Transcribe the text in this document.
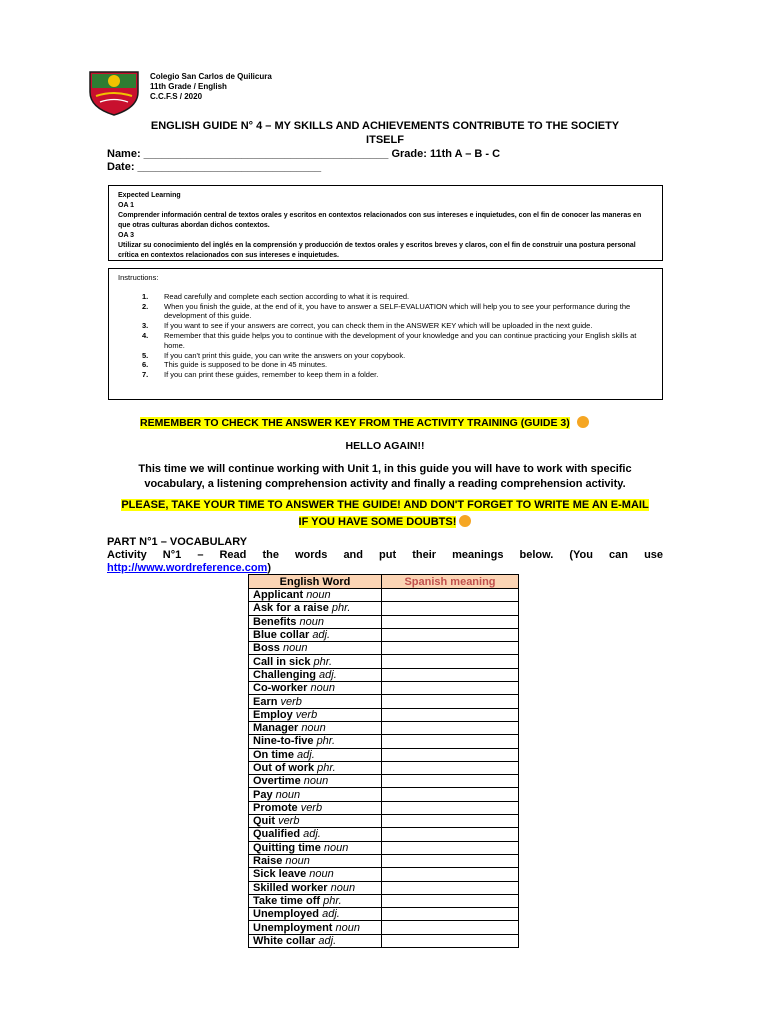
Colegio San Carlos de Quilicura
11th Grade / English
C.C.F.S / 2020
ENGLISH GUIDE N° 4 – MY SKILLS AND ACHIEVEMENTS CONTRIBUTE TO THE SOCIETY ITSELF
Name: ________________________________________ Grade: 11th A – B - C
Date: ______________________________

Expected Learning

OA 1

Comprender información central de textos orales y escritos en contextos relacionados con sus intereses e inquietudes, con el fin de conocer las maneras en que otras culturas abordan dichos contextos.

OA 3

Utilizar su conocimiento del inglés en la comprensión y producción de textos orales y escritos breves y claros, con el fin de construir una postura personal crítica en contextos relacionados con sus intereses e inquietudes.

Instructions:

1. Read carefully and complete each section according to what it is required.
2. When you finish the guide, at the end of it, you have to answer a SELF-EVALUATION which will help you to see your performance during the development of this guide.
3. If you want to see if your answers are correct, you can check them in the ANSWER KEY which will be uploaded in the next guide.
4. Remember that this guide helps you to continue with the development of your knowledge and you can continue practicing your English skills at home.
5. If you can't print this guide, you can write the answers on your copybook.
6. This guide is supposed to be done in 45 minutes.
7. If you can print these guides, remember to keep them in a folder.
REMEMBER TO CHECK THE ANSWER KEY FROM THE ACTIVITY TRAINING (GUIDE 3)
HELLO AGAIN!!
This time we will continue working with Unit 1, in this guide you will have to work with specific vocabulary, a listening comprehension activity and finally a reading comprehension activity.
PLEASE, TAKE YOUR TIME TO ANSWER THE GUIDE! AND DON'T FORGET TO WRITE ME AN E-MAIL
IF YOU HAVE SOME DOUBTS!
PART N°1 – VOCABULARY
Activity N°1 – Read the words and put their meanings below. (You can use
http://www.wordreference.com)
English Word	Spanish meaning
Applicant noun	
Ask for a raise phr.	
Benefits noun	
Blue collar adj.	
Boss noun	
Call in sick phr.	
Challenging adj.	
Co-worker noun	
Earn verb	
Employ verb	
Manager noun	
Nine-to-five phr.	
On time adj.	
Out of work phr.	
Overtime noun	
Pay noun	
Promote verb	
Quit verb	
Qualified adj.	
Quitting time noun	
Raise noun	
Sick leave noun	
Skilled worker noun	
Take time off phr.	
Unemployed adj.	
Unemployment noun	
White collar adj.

Your goal: Extract the entries in full, exactly as they are, minus the pictures.

Exercise response:
Transcribe the text in this document.
Colegio San Carlos de Quilicura
11th Grade / English
C.C.F.S / 2020
ENGLISH GUIDE N° 4 – MY SKILLS AND ACHIEVEMENTS CONTRIBUTE TO THE SOCIETY ITSELF
Name: ________________________________________ Grade: 11th A – B - C
Date: ______________________________

Expected Learning

OA 1

Comprender información central de textos orales y escritos en contextos relacionados con sus intereses e inquietudes, con el fin de conocer las maneras en que otras culturas abordan dichos contextos.

OA 3

Utilizar su conocimiento del inglés en la comprensión y producción de textos orales y escritos breves y claros, con el fin de construir una postura personal crítica en contextos relacionados con sus intereses e inquietudes.

Instructions:

1. Read carefully and complete each section according to what it is required.
2. When you finish the guide, at the end of it, you have to answer a SELF-EVALUATION which will help you to see your performance during the development of this guide.
3. If you want to see if your answers are correct, you can check them in the ANSWER KEY which will be uploaded in the next guide.
4. Remember that this guide helps you to continue with the development of your knowledge and you can continue practicing your English skills at home.
5. If you can't print this guide, you can write the answers on your copybook.
6. This guide is supposed to be done in 45 minutes.
7. If you can print these guides, remember to keep them in a folder.
REMEMBER TO CHECK THE ANSWER KEY FROM THE ACTIVITY TRAINING (GUIDE 3)
HELLO AGAIN!!
This time we will continue working with Unit 1, in this guide you will have to work with specific vocabulary, a listening comprehension activity and finally a reading comprehension activity.
PLEASE, TAKE YOUR TIME TO ANSWER THE GUIDE! AND DON'T FORGET TO WRITE ME AN E-MAIL
IF YOU HAVE SOME DOUBTS!
PART N°1 – VOCABULARY
Activity N°1 – Read the words and put their meanings below. (You can use
http://www.wordreference.com)
English Word	Spanish meaning
Applicant noun	
Ask for a raise phr.	
Benefits noun	
Blue collar adj.	
Boss noun	
Call in sick phr.	
Challenging adj.	
Co-worker noun	
Earn verb	
Employ verb	
Manager noun	
Nine-to-five phr.	
On time adj.	
Out of work phr.	
Overtime noun	
Pay noun	
Promote verb	
Quit verb	
Qualified adj.	
Quitting time noun	
Raise noun	
Sick leave noun	
Skilled worker noun	
Take time off phr.	
Unemployed adj.	
Unemployment noun	
White collar adj.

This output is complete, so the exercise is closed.